[MATERIAL SUPPLIED start]
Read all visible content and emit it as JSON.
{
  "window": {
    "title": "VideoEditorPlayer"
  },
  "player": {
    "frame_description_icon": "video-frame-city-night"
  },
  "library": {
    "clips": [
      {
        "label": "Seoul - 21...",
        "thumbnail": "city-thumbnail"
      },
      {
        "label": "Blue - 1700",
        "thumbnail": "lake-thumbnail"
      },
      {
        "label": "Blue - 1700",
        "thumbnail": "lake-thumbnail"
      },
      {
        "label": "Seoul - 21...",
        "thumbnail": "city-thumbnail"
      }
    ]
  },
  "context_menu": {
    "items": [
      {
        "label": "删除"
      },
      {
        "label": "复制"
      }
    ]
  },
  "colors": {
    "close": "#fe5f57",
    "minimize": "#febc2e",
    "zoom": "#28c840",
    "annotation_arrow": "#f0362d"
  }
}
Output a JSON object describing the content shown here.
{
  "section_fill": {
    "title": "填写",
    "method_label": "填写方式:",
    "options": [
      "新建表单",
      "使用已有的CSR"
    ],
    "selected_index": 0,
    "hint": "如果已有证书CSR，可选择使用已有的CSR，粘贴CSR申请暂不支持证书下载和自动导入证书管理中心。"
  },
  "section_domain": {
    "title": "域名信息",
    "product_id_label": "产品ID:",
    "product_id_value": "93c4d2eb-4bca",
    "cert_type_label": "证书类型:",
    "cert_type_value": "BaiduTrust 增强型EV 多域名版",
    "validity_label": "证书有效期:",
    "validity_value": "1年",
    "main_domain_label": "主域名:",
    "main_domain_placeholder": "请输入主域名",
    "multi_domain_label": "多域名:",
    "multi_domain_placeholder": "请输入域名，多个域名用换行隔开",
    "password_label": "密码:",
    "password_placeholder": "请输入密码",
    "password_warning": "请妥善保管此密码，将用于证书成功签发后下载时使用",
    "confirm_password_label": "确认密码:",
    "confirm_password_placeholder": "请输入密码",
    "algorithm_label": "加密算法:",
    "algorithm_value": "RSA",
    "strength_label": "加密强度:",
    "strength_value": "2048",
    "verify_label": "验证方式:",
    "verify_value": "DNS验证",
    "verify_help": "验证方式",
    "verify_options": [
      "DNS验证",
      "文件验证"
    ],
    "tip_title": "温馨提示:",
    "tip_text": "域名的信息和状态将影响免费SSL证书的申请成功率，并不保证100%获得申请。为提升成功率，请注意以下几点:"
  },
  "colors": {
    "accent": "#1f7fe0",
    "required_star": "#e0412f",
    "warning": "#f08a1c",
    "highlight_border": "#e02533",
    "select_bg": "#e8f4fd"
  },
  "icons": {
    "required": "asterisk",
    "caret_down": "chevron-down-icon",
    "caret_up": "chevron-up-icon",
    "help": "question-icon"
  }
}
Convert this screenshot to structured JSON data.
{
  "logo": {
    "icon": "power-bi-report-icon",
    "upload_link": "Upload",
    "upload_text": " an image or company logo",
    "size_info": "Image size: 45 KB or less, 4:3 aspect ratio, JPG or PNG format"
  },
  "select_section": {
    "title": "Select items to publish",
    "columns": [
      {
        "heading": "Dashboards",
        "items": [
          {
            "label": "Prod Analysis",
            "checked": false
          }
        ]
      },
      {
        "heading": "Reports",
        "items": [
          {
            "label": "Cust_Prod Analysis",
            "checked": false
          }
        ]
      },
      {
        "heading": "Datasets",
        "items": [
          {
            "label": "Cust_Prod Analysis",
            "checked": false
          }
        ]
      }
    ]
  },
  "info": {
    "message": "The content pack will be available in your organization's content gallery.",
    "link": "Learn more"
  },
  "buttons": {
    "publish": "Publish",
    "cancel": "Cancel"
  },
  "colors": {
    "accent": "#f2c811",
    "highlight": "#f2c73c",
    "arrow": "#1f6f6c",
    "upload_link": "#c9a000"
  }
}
[MATERIAL SUPPLIED end]
• _PROMPT_:
Gather each line from the listing above that holds "chevron".

• _WORKED SOLUTION_:
    "caret_down": "chevron-down-icon",
    "caret_up": "chevron-up-icon",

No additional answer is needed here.